Below are the entries; state how many of their lines contain the string "számára", and nothing more.

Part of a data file
● ● ● ●

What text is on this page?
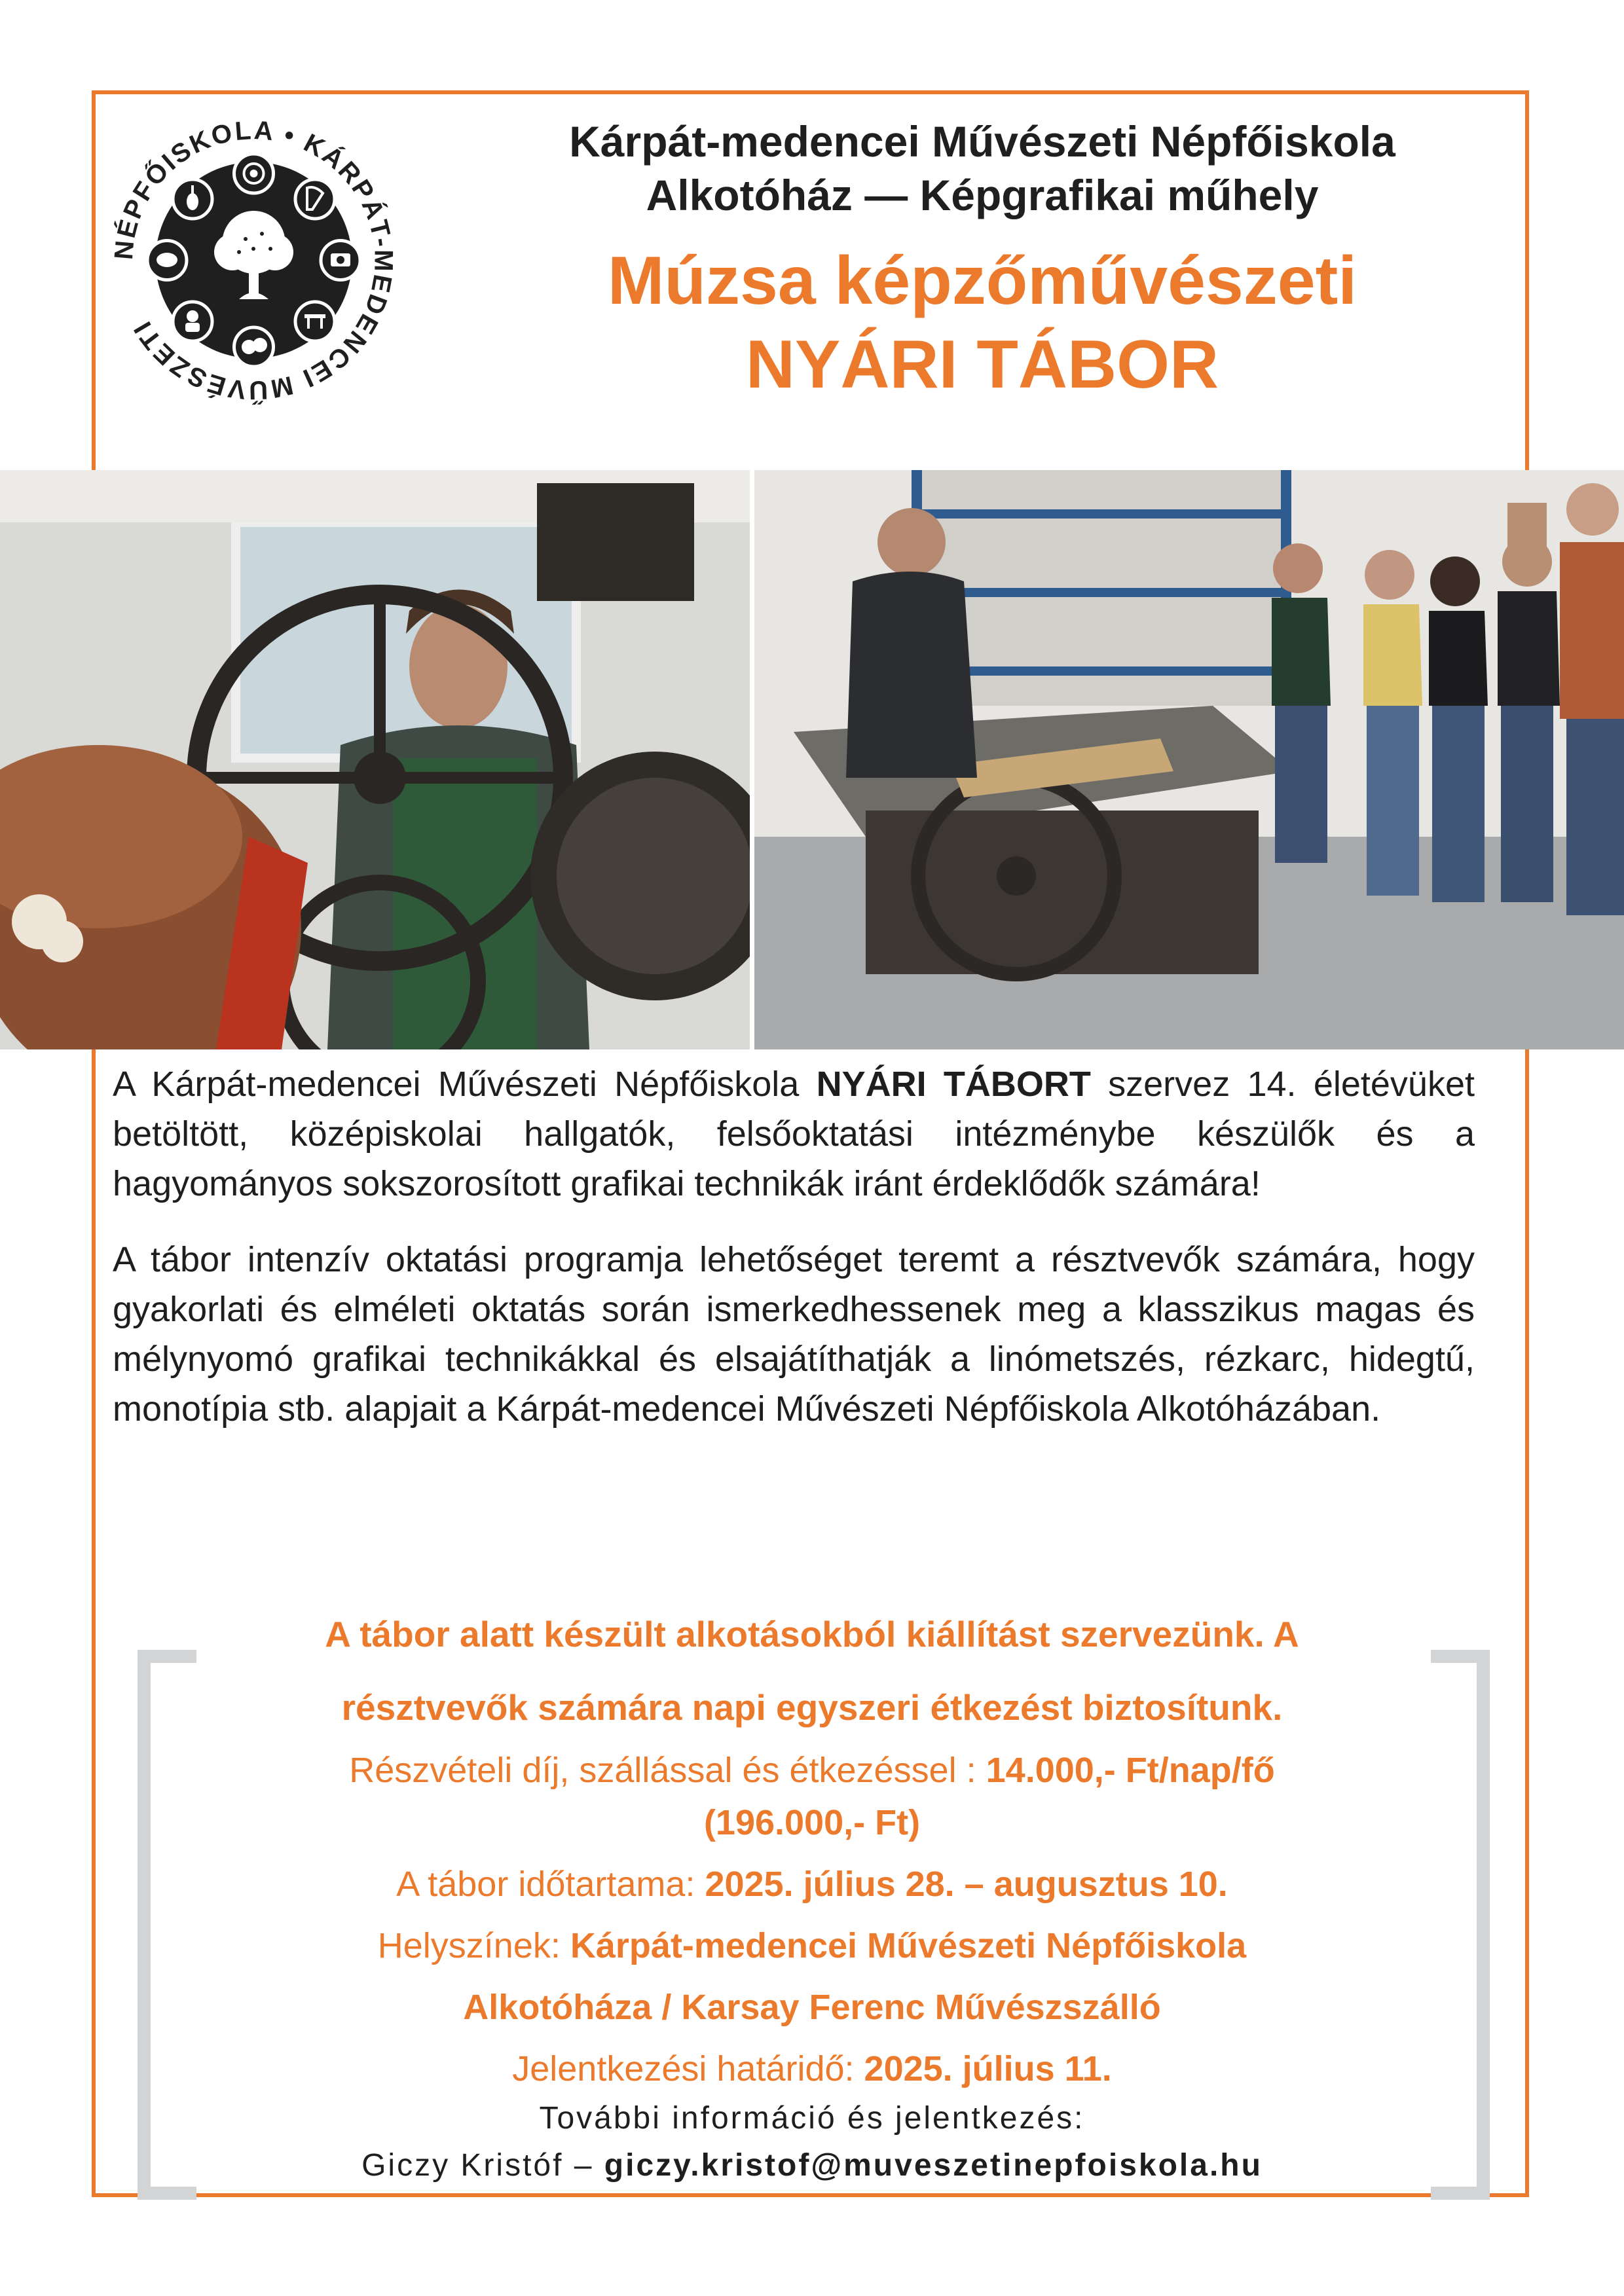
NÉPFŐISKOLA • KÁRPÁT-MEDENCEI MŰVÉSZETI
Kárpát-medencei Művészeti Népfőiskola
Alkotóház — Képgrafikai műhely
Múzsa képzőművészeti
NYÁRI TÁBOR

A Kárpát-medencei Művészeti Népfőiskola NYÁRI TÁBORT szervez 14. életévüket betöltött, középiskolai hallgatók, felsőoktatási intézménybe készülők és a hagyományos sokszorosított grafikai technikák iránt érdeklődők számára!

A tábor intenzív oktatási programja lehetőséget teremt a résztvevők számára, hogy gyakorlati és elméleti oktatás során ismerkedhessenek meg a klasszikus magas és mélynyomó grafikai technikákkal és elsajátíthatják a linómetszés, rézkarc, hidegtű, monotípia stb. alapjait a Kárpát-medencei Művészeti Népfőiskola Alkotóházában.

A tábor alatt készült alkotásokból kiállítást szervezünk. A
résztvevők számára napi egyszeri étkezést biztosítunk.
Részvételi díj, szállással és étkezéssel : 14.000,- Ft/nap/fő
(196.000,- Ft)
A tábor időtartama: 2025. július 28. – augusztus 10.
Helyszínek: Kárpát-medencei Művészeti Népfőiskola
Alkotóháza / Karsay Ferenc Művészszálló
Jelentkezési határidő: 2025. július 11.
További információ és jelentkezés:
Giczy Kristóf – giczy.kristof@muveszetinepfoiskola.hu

● ● ● ●

**SOLUTION:** 3